Task requirements: Count every line of the material that holds the string "this". Respond with the total only.

The input:
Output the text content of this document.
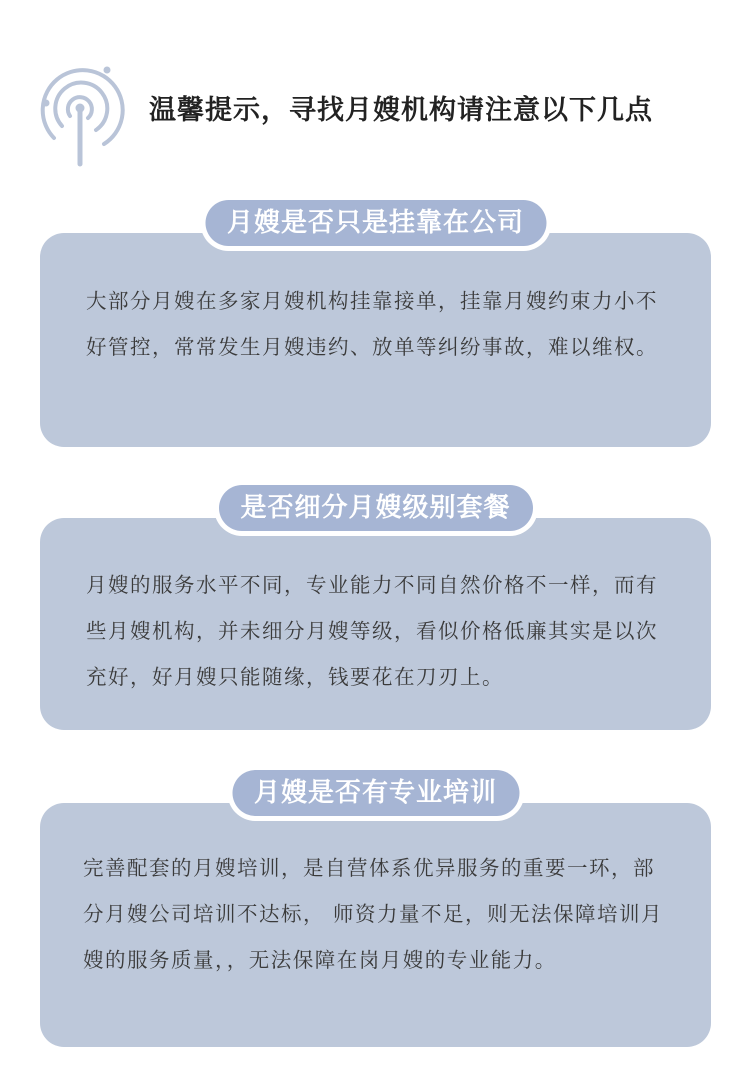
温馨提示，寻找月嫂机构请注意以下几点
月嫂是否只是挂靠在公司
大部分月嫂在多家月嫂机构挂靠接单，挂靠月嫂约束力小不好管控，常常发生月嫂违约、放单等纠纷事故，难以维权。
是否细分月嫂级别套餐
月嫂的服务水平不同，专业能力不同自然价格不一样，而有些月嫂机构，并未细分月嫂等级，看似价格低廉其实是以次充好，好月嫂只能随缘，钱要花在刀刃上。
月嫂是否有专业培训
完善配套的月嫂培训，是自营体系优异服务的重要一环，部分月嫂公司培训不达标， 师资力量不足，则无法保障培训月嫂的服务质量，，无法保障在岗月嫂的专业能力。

==

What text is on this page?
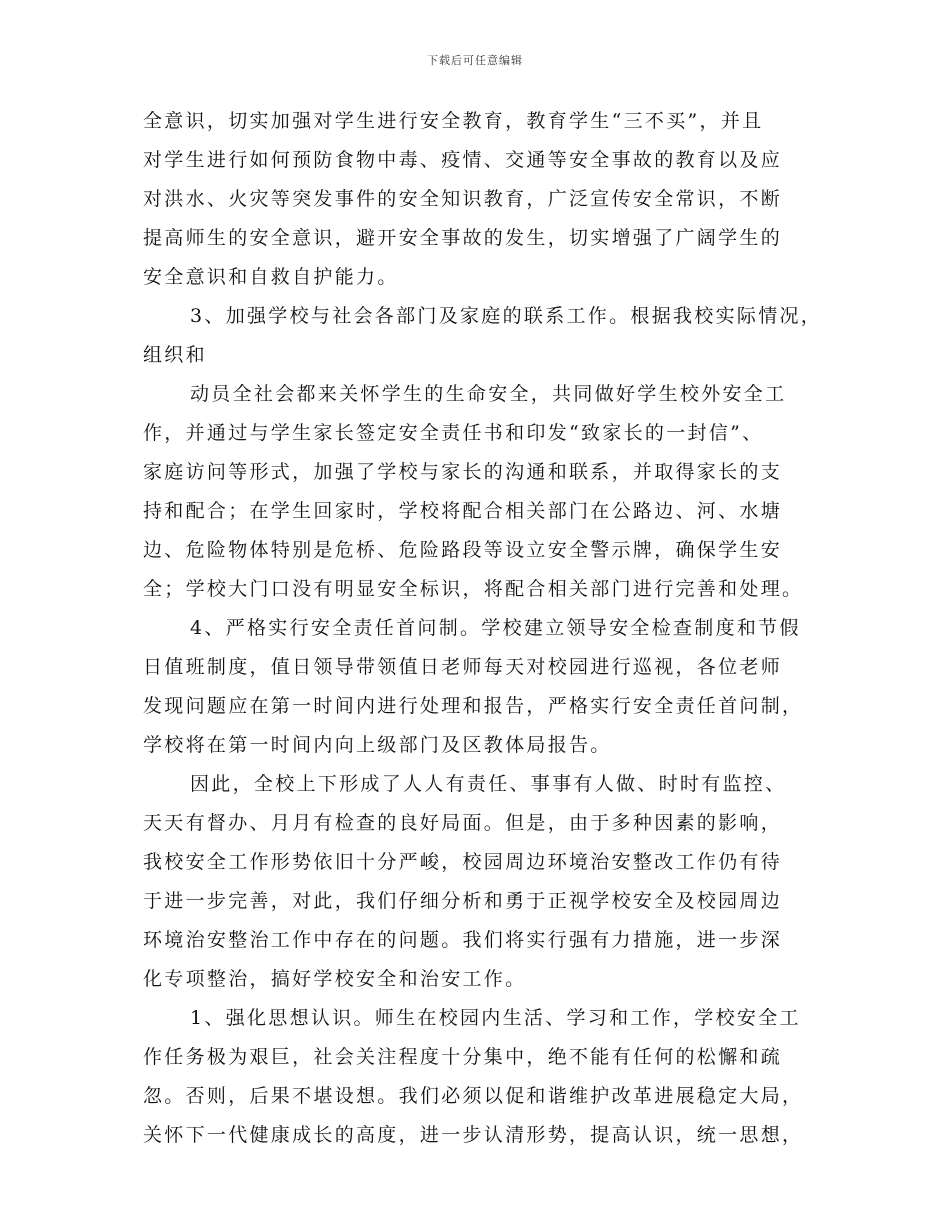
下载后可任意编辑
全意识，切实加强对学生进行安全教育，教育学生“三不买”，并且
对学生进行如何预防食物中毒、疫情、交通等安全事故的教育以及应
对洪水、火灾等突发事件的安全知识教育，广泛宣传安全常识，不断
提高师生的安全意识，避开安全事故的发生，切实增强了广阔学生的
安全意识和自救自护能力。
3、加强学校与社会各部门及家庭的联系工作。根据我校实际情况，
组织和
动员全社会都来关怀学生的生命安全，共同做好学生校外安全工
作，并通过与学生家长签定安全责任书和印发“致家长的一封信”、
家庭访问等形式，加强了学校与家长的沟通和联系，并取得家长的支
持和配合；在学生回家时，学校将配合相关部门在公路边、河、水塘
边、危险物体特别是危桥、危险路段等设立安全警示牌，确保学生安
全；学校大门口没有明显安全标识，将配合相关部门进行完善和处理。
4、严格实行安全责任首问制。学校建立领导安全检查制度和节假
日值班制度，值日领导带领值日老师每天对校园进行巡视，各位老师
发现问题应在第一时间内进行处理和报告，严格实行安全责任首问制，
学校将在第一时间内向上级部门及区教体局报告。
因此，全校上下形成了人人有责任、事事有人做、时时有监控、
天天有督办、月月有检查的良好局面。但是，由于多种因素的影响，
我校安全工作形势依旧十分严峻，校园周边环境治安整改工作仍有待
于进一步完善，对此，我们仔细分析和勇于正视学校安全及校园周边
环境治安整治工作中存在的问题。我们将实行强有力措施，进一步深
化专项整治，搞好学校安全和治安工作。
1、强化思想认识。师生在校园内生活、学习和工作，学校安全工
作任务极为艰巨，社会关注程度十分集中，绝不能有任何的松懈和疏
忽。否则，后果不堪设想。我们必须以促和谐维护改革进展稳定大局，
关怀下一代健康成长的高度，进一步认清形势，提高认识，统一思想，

Output of the exercise: 2